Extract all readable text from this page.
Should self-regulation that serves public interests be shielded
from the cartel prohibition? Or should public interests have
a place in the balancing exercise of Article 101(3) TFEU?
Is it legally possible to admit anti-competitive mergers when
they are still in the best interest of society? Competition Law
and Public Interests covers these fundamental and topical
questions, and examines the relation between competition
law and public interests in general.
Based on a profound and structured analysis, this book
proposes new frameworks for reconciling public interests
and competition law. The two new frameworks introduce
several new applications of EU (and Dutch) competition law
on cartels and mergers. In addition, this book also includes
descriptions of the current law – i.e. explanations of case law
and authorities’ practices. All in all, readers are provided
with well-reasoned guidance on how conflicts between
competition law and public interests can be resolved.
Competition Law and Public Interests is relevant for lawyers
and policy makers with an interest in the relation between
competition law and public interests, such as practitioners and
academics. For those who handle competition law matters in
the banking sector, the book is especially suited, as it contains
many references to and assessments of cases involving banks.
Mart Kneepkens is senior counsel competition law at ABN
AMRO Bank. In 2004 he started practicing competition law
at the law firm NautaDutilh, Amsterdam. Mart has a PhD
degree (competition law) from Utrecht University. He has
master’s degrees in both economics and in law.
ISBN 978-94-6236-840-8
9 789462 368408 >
___
Copy every line of the records word for word.

**Reply:**
Extract all readable text from this page.
Should self-regulation that serves public interests be shielded
from the cartel prohibition? Or should public interests have
a place in the balancing exercise of Article 101(3) TFEU?
Is it legally possible to admit anti-competitive mergers when
they are still in the best interest of society? Competition Law
and Public Interests covers these fundamental and topical
questions, and examines the relation between competition
law and public interests in general.
Based on a profound and structured analysis, this book
proposes new frameworks for reconciling public interests
and competition law. The two new frameworks introduce
several new applications of EU (and Dutch) competition law
on cartels and mergers. In addition, this book also includes
descriptions of the current law – i.e. explanations of case law
and authorities’ practices. All in all, readers are provided
with well-reasoned guidance on how conflicts between
competition law and public interests can be resolved.
Competition Law and Public Interests is relevant for lawyers
and policy makers with an interest in the relation between
competition law and public interests, such as practitioners and
academics. For those who handle competition law matters in
the banking sector, the book is especially suited, as it contains
many references to and assessments of cases involving banks.
Mart Kneepkens is senior counsel competition law at ABN
AMRO Bank. In 2004 he started practicing competition law
at the law firm NautaDutilh, Amsterdam. Mart has a PhD
degree (competition law) from Utrecht University. He has
master’s degrees in both economics and in law.
ISBN 978-94-6236-840-8
9 789462 368408 >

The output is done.